## Collected data
##############################
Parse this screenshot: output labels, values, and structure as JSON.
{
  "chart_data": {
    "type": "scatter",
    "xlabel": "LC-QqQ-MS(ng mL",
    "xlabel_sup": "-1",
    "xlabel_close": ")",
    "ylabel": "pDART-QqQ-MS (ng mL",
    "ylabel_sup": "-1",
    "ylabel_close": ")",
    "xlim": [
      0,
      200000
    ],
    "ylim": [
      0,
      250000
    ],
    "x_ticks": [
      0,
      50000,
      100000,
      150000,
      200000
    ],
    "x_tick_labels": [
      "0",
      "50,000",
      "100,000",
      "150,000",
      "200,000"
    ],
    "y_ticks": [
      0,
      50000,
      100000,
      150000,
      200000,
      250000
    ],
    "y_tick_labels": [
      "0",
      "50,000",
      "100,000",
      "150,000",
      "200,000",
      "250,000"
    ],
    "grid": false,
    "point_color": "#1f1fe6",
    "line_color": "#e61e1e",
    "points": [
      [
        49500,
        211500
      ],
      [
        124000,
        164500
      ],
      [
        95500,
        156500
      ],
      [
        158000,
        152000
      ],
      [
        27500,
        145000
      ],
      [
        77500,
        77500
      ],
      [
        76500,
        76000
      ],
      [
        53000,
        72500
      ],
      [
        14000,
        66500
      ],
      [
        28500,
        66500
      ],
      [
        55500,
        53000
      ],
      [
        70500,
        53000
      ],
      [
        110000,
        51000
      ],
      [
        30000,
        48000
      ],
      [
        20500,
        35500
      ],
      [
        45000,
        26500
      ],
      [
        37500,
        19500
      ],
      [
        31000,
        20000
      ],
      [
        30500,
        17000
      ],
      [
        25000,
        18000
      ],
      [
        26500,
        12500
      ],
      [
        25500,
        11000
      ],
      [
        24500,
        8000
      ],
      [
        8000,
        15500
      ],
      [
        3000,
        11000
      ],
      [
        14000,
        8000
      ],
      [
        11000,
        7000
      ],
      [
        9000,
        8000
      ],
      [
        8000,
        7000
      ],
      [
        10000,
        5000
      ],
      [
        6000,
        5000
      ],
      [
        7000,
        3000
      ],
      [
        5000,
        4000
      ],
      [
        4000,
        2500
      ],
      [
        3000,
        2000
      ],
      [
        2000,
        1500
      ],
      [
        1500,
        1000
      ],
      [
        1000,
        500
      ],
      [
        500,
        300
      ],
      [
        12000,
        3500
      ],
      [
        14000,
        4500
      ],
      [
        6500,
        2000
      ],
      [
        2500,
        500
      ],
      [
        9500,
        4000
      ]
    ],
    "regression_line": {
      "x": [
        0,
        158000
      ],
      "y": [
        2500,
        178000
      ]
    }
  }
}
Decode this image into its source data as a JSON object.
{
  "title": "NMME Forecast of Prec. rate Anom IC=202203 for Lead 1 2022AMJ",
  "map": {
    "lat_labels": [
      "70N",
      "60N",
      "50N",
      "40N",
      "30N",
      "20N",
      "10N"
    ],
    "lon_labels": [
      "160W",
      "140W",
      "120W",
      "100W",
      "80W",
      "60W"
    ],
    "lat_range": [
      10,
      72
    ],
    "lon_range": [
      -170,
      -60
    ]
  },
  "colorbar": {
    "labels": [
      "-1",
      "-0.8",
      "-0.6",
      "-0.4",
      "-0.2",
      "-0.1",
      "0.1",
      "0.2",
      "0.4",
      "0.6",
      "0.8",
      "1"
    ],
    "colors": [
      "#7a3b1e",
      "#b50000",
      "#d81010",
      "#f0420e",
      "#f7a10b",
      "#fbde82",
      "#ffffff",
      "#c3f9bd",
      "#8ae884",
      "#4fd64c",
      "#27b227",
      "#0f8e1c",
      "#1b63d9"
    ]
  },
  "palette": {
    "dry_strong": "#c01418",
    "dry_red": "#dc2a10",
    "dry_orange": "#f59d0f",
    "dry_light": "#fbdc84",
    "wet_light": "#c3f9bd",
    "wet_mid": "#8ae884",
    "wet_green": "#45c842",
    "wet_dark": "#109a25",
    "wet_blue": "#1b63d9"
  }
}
##############################
Exactly reproduce all of the entries.

## WRITTEN REPLY
Parse this screenshot: output labels, values, and structure as JSON.
{
  "chart_data": {
    "type": "scatter",
    "xlabel": "LC-QqQ-MS(ng mL",
    "xlabel_sup": "-1",
    "xlabel_close": ")",
    "ylabel": "pDART-QqQ-MS (ng mL",
    "ylabel_sup": "-1",
    "ylabel_close": ")",
    "xlim": [
      0,
      200000
    ],
    "ylim": [
      0,
      250000
    ],
    "x_ticks": [
      0,
      50000,
      100000,
      150000,
      200000
    ],
    "x_tick_labels": [
      "0",
      "50,000",
      "100,000",
      "150,000",
      "200,000"
    ],
    "y_ticks": [
      0,
      50000,
      100000,
      150000,
      200000,
      250000
    ],
    "y_tick_labels": [
      "0",
      "50,000",
      "100,000",
      "150,000",
      "200,000",
      "250,000"
    ],
    "grid": false,
    "point_color": "#1f1fe6",
    "line_color": "#e61e1e",
    "points": [
      [
        49500,
        211500
      ],
      [
        124000,
        164500
      ],
      [
        95500,
        156500
      ],
      [
        158000,
        152000
      ],
      [
        27500,
        145000
      ],
      [
        77500,
        77500
      ],
      [
        76500,
        76000
      ],
      [
        53000,
        72500
      ],
      [
        14000,
        66500
      ],
      [
        28500,
        66500
      ],
      [
        55500,
        53000
      ],
      [
        70500,
        53000
      ],
      [
        110000,
        51000
      ],
      [
        30000,
        48000
      ],
      [
        20500,
        35500
      ],
      [
        45000,
        26500
      ],
      [
        37500,
        19500
      ],
      [
        31000,
        20000
      ],
      [
        30500,
        17000
      ],
      [
        25000,
        18000
      ],
      [
        26500,
        12500
      ],
      [
        25500,
        11000
      ],
      [
        24500,
        8000
      ],
      [
        8000,
        15500
      ],
      [
        3000,
        11000
      ],
      [
        14000,
        8000
      ],
      [
        11000,
        7000
      ],
      [
        9000,
        8000
      ],
      [
        8000,
        7000
      ],
      [
        10000,
        5000
      ],
      [
        6000,
        5000
      ],
      [
        7000,
        3000
      ],
      [
        5000,
        4000
      ],
      [
        4000,
        2500
      ],
      [
        3000,
        2000
      ],
      [
        2000,
        1500
      ],
      [
        1500,
        1000
      ],
      [
        1000,
        500
      ],
      [
        500,
        300
      ],
      [
        12000,
        3500
      ],
      [
        14000,
        4500
      ],
      [
        6500,
        2000
      ],
      [
        2500,
        500
      ],
      [
        9500,
        4000
      ]
    ],
    "regression_line": {
      "x": [
        0,
        158000
      ],
      "y": [
        2500,
        178000
      ]
    }
  }
}
Decode this image into its source data as a JSON object.
{
  "title": "NMME Forecast of Prec. rate Anom IC=202203 for Lead 1 2022AMJ",
  "map": {
    "lat_labels": [
      "70N",
      "60N",
      "50N",
      "40N",
      "30N",
      "20N",
      "10N"
    ],
    "lon_labels": [
      "160W",
      "140W",
      "120W",
      "100W",
      "80W",
      "60W"
    ],
    "lat_range": [
      10,
      72
    ],
    "lon_range": [
      -170,
      -60
    ]
  },
  "colorbar": {
    "labels": [
      "-1",
      "-0.8",
      "-0.6",
      "-0.4",
      "-0.2",
      "-0.1",
      "0.1",
      "0.2",
      "0.4",
      "0.6",
      "0.8",
      "1"
    ],
    "colors": [
      "#7a3b1e",
      "#b50000",
      "#d81010",
      "#f0420e",
      "#f7a10b",
      "#fbde82",
      "#ffffff",
      "#c3f9bd",
      "#8ae884",
      "#4fd64c",
      "#27b227",
      "#0f8e1c",
      "#1b63d9"
    ]
  },
  "palette": {
    "dry_strong": "#c01418",
    "dry_red": "#dc2a10",
    "dry_orange": "#f59d0f",
    "dry_light": "#fbdc84",
    "wet_light": "#c3f9bd",
    "wet_mid": "#8ae884",
    "wet_green": "#45c842",
    "wet_dark": "#109a25",
    "wet_blue": "#1b63d9"
  }
}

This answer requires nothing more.